>> BEGIN

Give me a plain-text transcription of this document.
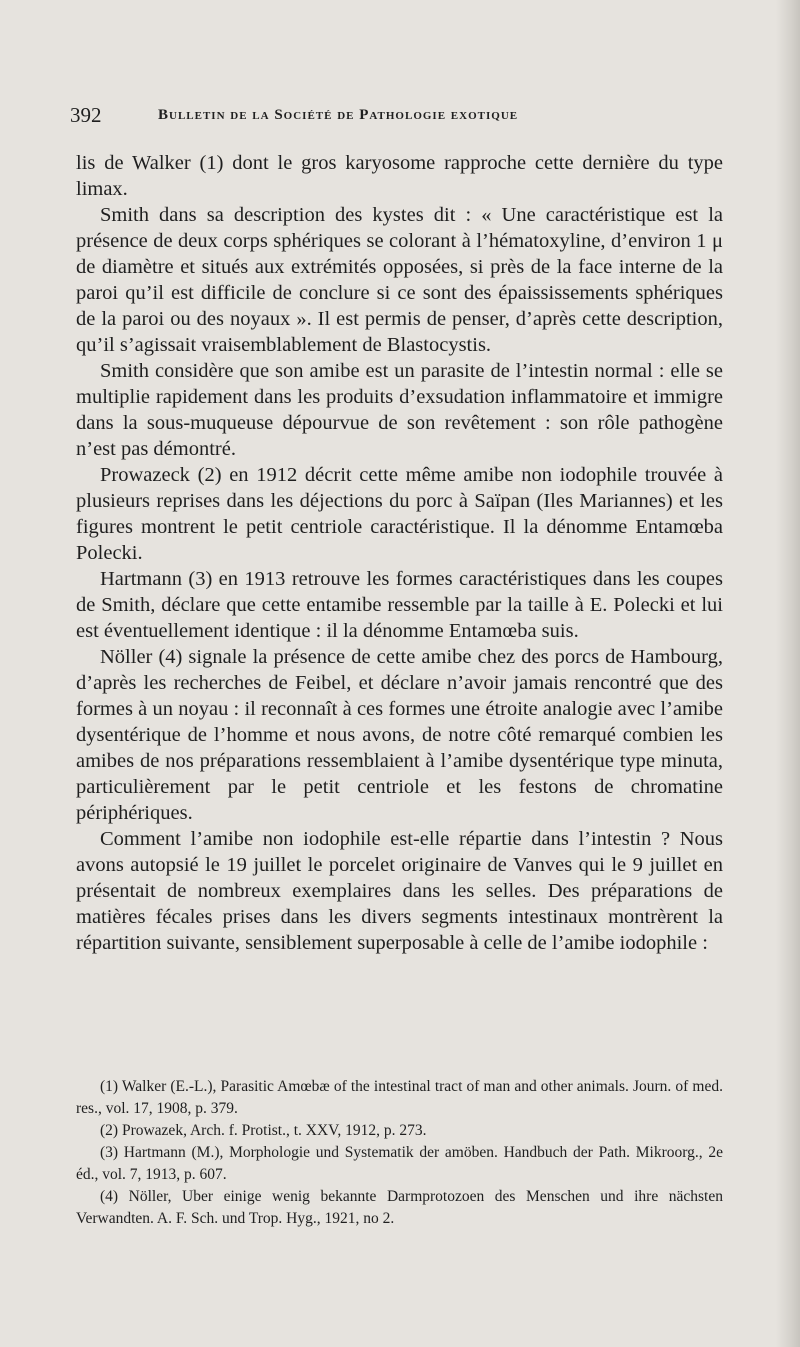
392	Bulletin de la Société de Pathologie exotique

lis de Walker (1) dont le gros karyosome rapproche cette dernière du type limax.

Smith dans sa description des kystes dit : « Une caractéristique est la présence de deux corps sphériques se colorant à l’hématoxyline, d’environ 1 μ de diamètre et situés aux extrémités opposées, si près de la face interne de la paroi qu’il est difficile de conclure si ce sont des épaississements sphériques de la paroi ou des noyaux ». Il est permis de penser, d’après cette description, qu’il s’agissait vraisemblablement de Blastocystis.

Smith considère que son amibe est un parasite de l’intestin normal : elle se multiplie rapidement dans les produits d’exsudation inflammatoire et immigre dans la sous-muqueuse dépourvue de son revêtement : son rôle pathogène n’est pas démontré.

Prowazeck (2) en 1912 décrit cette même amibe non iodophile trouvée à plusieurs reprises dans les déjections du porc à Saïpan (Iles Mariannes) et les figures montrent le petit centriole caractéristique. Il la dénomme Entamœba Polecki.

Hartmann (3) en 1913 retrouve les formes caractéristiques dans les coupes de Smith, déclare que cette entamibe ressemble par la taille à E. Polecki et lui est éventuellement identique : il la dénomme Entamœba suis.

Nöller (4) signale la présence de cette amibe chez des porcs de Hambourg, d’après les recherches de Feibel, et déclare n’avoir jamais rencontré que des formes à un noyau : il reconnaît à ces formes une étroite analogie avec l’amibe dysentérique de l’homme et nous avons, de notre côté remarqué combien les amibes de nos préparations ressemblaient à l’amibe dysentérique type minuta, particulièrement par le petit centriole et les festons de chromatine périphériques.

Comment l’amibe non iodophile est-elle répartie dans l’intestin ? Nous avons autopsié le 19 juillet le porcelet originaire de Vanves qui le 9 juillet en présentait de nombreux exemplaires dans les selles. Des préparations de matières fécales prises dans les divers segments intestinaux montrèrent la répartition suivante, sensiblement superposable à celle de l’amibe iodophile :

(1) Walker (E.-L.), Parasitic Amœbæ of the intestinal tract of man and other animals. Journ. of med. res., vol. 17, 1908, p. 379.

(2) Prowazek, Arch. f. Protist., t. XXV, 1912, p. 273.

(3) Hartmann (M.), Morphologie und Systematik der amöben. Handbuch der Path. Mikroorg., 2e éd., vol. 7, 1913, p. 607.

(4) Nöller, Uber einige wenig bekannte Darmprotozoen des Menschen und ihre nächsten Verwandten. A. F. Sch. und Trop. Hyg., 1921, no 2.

>> END

(Exercise prompt) Images do not belong in the copy; reproduce all other parts of the records above verbatim.

(Answer for this exercise)
Give me a plain-text transcription of this document.
392	Bulletin de la Société de Pathologie exotique

lis de Walker (1) dont le gros karyosome rapproche cette dernière du type limax.

Smith dans sa description des kystes dit : « Une caractéristique est la présence de deux corps sphériques se colorant à l’hématoxyline, d’environ 1 μ de diamètre et situés aux extrémités opposées, si près de la face interne de la paroi qu’il est difficile de conclure si ce sont des épaississements sphériques de la paroi ou des noyaux ». Il est permis de penser, d’après cette description, qu’il s’agissait vraisemblablement de Blastocystis.

Smith considère que son amibe est un parasite de l’intestin normal : elle se multiplie rapidement dans les produits d’exsudation inflammatoire et immigre dans la sous-muqueuse dépourvue de son revêtement : son rôle pathogène n’est pas démontré.

Prowazeck (2) en 1912 décrit cette même amibe non iodophile trouvée à plusieurs reprises dans les déjections du porc à Saïpan (Iles Mariannes) et les figures montrent le petit centriole caractéristique. Il la dénomme Entamœba Polecki.

Hartmann (3) en 1913 retrouve les formes caractéristiques dans les coupes de Smith, déclare que cette entamibe ressemble par la taille à E. Polecki et lui est éventuellement identique : il la dénomme Entamœba suis.

Nöller (4) signale la présence de cette amibe chez des porcs de Hambourg, d’après les recherches de Feibel, et déclare n’avoir jamais rencontré que des formes à un noyau : il reconnaît à ces formes une étroite analogie avec l’amibe dysentérique de l’homme et nous avons, de notre côté remarqué combien les amibes de nos préparations ressemblaient à l’amibe dysentérique type minuta, particulièrement par le petit centriole et les festons de chromatine périphériques.

Comment l’amibe non iodophile est-elle répartie dans l’intestin ? Nous avons autopsié le 19 juillet le porcelet originaire de Vanves qui le 9 juillet en présentait de nombreux exemplaires dans les selles. Des préparations de matières fécales prises dans les divers segments intestinaux montrèrent la répartition suivante, sensiblement superposable à celle de l’amibe iodophile :

(1) Walker (E.-L.), Parasitic Amœbæ of the intestinal tract of man and other animals. Journ. of med. res., vol. 17, 1908, p. 379.

(2) Prowazek, Arch. f. Protist., t. XXV, 1912, p. 273.

(3) Hartmann (M.), Morphologie und Systematik der amöben. Handbuch der Path. Mikroorg., 2e éd., vol. 7, 1913, p. 607.

(4) Nöller, Uber einige wenig bekannte Darmprotozoen des Menschen und ihre nächsten Verwandten. A. F. Sch. und Trop. Hyg., 1921, no 2.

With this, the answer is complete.